* **DIRECTION**
List, from the lines below, each one with "cold" in it.

* **Structured figure records**
========================================================================

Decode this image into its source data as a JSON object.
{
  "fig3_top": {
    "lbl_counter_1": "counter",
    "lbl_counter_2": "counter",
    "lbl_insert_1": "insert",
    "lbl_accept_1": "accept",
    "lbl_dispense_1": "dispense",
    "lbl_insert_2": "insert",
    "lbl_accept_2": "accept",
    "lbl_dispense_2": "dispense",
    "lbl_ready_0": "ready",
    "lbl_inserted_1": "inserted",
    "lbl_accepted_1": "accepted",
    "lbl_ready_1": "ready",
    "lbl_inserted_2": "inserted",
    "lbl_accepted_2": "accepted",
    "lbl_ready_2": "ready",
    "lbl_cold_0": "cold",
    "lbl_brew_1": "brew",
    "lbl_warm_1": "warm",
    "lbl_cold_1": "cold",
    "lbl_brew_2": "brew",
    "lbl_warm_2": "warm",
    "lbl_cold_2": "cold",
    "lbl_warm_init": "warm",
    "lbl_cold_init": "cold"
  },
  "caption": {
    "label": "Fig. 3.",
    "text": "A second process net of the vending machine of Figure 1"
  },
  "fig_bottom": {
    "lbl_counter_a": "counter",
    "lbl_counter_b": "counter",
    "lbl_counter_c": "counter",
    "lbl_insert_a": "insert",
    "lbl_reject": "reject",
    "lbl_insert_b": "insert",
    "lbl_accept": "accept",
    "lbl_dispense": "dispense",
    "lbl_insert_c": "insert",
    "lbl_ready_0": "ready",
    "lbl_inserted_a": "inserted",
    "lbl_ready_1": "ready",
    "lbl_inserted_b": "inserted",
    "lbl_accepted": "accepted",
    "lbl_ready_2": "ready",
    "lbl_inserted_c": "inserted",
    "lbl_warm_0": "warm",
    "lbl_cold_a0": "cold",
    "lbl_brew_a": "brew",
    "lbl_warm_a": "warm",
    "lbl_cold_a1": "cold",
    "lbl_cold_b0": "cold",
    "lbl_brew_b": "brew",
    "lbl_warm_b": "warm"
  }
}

========================================================================

* **EXERCISE SOLUTION**
    "lbl_cold_0": "cold",
    "lbl_cold_1": "cold",
    "lbl_cold_2": "cold",
    "lbl_cold_init": "cold"
    "lbl_cold_a0": "cold",
    "lbl_cold_a1": "cold",
    "lbl_cold_b0": "cold",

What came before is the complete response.